> _Input for this task_:
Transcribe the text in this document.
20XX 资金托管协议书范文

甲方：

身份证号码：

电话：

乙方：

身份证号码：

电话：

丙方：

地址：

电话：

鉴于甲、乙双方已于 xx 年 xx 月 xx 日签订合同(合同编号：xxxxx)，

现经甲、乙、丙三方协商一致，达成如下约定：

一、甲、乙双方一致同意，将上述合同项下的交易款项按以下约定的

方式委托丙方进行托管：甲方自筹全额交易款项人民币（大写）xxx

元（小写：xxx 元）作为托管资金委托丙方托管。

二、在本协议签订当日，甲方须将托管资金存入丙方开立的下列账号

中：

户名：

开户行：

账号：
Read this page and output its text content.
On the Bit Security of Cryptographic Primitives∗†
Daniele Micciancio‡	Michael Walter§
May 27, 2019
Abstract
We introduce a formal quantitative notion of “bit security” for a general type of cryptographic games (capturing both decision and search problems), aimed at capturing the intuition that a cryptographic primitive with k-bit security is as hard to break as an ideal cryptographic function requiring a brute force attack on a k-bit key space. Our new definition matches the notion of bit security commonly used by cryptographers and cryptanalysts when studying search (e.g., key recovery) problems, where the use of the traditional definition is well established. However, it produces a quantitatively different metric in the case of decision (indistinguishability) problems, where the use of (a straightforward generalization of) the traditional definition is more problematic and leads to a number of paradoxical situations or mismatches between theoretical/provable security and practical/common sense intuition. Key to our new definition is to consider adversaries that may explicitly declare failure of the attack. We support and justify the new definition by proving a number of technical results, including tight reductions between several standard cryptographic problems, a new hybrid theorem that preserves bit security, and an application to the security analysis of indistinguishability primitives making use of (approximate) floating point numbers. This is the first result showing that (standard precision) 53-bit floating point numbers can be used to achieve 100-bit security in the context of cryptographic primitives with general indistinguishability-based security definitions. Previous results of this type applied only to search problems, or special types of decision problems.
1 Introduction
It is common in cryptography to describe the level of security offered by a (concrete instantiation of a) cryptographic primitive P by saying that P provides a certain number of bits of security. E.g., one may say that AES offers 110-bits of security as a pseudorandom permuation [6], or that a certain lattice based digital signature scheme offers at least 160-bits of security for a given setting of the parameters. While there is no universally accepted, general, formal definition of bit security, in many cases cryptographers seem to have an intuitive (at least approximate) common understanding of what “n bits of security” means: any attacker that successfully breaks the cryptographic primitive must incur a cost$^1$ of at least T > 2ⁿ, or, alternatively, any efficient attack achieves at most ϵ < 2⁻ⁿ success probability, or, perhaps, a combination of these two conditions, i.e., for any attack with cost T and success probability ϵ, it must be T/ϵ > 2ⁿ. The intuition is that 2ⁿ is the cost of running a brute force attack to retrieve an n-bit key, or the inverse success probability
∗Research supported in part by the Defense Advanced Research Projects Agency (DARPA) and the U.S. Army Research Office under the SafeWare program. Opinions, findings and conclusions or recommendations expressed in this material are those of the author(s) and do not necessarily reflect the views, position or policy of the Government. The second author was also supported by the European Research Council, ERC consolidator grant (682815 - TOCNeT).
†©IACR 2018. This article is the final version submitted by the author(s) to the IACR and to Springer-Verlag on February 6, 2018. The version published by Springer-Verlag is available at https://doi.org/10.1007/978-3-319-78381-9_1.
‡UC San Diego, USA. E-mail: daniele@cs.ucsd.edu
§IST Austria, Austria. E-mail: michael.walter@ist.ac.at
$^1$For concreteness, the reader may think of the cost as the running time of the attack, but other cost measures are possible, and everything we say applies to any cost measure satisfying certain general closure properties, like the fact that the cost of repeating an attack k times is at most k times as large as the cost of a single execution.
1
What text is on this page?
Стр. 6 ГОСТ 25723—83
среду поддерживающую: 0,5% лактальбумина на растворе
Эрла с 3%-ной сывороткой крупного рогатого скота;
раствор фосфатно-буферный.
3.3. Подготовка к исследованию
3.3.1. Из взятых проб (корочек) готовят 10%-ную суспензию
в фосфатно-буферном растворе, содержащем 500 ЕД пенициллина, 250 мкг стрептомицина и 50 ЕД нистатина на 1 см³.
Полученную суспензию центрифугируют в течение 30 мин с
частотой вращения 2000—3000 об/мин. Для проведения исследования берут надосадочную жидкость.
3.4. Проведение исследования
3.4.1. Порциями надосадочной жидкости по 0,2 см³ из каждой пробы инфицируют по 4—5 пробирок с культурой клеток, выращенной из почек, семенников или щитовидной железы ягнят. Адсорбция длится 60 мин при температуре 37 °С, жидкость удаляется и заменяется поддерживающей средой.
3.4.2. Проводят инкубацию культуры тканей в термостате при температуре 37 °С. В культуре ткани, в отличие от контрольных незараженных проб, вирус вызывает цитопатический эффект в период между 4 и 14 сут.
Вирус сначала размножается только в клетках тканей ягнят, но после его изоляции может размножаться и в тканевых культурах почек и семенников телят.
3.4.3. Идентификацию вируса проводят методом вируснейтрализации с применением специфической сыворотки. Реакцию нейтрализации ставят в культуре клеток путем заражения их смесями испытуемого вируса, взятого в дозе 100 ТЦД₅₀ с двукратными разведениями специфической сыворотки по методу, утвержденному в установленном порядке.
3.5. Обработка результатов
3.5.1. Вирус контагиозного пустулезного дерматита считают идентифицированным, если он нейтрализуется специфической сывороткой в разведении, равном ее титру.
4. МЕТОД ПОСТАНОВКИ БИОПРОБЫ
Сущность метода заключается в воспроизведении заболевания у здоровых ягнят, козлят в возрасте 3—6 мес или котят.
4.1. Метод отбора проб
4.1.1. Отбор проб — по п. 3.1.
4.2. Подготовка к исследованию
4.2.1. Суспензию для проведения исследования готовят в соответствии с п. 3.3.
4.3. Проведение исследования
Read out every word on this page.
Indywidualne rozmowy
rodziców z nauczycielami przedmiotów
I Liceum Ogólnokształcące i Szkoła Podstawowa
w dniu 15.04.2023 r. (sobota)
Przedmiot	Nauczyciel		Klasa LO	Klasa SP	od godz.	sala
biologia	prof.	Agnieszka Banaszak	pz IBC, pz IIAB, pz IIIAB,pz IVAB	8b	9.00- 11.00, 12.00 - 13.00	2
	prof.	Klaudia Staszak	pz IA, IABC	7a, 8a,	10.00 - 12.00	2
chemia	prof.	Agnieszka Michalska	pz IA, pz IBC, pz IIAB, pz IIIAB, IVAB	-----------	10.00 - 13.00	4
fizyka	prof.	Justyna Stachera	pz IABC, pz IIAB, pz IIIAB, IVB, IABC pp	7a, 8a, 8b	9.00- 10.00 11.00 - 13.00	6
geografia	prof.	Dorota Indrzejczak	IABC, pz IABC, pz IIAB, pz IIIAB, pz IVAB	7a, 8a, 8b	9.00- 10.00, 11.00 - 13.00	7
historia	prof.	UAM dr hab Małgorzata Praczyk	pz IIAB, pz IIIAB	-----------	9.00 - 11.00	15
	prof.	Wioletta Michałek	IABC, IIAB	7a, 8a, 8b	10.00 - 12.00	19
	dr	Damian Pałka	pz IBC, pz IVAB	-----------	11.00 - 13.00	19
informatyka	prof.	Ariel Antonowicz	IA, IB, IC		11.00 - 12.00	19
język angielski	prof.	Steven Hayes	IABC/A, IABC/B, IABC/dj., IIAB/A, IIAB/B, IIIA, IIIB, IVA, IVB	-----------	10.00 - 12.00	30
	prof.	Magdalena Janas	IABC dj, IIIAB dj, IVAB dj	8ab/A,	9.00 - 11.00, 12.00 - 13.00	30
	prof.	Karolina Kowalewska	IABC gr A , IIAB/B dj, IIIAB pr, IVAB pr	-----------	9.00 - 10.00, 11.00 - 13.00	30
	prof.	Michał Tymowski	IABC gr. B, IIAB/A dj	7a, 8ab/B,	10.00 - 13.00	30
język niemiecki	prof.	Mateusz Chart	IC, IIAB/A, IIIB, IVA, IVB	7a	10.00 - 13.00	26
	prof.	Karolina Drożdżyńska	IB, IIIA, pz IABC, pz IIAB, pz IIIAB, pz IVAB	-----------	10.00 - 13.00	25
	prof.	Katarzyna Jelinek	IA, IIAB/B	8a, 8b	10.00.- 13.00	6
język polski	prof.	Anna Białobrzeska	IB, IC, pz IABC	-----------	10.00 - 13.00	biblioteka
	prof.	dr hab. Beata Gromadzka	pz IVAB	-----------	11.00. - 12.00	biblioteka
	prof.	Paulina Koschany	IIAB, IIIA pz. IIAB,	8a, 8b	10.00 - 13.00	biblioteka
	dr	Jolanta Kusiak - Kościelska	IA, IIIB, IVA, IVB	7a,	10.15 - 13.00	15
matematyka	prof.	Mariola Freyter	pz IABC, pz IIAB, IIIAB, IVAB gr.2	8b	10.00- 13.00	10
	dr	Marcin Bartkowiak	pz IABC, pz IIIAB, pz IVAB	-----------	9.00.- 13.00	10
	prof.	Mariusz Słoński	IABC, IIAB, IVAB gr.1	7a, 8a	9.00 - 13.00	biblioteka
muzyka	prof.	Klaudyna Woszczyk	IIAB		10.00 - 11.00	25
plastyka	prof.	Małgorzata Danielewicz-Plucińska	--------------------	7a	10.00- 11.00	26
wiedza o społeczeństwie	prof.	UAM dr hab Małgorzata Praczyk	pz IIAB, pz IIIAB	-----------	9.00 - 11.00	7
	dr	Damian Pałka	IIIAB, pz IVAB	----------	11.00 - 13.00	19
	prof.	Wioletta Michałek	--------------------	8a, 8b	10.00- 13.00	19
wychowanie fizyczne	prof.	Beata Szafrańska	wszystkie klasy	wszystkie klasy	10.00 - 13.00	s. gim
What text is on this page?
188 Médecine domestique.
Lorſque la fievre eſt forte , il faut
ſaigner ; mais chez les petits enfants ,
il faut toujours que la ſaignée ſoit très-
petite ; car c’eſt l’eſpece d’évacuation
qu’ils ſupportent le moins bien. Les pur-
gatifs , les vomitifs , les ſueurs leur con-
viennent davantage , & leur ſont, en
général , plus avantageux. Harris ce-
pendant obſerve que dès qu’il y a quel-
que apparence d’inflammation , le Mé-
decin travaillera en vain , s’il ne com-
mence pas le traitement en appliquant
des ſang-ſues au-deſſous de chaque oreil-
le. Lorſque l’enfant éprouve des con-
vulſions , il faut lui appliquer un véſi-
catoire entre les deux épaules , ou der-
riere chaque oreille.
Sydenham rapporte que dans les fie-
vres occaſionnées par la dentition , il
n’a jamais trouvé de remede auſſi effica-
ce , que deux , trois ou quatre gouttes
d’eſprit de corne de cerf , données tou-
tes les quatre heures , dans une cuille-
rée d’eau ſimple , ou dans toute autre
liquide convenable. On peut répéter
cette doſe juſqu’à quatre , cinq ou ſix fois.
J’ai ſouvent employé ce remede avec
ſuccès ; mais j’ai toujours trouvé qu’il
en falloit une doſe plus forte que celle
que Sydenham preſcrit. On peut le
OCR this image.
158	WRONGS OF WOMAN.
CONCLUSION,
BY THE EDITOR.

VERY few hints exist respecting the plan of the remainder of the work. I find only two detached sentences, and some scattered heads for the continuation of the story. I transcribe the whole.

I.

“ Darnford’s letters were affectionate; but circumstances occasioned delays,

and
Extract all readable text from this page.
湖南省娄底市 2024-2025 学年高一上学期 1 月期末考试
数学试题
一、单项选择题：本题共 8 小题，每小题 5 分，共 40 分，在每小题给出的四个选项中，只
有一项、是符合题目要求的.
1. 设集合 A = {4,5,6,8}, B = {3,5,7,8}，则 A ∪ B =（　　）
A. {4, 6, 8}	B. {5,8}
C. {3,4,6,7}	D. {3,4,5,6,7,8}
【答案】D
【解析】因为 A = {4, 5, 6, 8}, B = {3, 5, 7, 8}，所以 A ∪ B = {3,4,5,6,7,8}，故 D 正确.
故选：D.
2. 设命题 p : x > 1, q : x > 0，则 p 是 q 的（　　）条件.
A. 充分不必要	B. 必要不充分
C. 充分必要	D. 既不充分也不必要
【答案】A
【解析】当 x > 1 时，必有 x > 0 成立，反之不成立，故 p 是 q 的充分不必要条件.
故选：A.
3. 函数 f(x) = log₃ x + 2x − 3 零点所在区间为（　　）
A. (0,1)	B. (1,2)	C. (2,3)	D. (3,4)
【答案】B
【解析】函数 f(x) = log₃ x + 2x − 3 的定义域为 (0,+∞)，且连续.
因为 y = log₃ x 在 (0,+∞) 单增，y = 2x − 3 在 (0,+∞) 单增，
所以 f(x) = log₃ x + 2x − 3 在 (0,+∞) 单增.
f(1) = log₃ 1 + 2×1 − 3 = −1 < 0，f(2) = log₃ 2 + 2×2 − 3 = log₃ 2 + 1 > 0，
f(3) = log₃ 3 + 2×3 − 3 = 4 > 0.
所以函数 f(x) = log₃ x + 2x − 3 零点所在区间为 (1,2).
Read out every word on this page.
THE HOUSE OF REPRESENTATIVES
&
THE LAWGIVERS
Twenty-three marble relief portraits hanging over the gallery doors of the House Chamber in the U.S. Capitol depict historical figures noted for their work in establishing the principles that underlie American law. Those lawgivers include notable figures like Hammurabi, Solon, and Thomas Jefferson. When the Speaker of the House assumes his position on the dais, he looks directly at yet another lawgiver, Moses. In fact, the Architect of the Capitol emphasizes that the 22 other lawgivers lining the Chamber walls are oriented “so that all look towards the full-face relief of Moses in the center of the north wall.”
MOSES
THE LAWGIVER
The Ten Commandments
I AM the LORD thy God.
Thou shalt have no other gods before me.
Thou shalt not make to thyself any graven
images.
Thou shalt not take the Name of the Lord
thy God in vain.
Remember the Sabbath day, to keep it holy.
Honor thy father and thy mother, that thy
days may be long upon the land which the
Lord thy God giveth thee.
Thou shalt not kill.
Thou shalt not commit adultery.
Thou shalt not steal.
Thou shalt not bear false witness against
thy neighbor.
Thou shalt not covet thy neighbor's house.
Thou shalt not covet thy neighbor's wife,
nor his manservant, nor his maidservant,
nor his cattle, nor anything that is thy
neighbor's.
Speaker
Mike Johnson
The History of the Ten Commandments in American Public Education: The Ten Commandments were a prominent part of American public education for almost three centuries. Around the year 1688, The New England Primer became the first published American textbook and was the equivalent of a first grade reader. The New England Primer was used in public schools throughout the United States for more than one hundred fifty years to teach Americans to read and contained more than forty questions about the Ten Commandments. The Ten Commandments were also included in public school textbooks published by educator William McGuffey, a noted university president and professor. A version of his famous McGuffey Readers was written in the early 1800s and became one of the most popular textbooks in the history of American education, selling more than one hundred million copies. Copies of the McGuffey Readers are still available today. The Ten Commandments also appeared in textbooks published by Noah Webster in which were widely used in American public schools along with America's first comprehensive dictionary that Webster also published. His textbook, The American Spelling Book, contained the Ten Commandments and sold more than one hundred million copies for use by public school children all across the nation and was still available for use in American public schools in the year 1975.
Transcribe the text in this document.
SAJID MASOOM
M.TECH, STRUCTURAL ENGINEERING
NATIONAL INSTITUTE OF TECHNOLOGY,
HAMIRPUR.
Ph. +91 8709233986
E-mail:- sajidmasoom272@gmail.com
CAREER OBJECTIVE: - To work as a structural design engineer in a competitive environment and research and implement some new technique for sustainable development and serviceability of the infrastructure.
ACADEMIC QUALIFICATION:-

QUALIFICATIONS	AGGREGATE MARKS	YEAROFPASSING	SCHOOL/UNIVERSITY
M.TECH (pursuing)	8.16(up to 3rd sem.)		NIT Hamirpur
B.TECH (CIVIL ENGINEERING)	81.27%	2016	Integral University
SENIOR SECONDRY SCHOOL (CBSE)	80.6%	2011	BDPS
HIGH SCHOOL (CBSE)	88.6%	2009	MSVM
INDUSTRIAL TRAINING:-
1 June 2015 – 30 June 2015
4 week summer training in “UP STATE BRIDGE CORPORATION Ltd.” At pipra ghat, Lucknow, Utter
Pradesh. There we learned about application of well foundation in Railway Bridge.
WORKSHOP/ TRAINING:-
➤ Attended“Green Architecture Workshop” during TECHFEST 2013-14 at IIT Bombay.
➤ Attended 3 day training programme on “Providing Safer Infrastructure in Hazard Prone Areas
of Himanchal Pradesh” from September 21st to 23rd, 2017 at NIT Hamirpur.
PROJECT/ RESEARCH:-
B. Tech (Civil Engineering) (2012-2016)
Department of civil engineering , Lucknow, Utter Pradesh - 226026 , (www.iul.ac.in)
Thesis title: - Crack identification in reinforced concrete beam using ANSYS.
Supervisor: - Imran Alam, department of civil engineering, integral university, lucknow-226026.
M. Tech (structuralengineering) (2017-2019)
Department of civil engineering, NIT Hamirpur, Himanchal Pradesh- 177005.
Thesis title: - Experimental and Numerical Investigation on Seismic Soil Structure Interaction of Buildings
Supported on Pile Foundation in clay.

> _Exercise task_: Read the data above and count the lines that include "Himanchal". Answer only with the count.

> _Correct response_: 2